Looking through the entries, count each line where the string "Ondarza" occurs, and write only the total.

## Stored dataset items
=== Section Start ===
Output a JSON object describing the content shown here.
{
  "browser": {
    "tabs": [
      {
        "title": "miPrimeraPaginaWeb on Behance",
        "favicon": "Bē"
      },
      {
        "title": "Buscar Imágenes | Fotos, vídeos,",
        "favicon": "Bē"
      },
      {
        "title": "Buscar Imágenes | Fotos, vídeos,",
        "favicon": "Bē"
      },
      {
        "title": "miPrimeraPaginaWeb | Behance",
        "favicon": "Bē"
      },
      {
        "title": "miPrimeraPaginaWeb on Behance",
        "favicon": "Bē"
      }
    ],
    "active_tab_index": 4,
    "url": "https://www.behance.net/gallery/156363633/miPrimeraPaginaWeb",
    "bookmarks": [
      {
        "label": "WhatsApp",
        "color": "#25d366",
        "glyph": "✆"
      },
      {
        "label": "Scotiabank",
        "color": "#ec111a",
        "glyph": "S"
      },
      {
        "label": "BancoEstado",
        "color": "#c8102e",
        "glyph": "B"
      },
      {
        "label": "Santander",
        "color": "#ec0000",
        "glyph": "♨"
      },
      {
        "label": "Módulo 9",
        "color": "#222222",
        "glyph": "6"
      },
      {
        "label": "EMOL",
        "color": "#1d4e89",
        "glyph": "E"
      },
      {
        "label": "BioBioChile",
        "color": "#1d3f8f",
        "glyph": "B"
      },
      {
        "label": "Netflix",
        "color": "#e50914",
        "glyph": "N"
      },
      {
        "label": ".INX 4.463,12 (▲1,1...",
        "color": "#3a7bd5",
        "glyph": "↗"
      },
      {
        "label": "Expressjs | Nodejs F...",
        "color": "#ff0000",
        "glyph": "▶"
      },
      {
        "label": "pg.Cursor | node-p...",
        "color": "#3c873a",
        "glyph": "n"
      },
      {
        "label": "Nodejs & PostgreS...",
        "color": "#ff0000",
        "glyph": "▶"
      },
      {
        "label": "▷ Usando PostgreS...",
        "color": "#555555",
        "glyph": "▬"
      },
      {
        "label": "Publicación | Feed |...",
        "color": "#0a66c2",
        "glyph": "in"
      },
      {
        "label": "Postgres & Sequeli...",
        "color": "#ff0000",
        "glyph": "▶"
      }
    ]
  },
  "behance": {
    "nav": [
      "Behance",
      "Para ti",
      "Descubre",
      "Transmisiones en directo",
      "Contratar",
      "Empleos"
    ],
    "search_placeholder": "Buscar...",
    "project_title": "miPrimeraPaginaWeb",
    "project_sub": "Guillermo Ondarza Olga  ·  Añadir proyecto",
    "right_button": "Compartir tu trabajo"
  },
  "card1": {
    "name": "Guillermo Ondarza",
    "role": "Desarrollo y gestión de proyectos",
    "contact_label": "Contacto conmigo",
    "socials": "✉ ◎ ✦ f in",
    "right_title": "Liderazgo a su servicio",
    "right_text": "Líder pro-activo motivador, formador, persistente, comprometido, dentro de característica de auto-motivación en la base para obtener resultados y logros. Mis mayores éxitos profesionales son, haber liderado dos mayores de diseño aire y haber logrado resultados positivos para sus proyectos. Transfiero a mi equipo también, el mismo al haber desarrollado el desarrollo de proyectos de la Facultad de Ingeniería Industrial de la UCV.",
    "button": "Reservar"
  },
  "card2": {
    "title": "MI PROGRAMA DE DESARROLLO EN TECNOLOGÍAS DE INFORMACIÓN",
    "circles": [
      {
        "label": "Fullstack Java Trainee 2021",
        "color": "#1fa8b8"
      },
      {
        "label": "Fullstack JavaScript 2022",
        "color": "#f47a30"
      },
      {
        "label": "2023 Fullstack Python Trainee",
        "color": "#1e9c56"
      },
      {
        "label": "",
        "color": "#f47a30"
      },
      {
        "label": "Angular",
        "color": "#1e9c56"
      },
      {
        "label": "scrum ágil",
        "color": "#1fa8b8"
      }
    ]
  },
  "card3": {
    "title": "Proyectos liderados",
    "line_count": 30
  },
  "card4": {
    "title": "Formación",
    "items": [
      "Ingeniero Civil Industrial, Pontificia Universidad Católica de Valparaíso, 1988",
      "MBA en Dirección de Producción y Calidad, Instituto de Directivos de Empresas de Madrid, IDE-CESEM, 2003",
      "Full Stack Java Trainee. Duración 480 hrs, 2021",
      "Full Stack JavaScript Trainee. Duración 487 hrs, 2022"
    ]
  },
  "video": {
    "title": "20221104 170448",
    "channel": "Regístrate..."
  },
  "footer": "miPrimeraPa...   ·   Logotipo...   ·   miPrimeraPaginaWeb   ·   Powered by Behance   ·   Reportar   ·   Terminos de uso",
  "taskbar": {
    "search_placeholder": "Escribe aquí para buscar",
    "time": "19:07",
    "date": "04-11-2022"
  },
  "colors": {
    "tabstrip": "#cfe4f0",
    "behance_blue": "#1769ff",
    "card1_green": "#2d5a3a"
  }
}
=== Section End ===
## Exercise output
2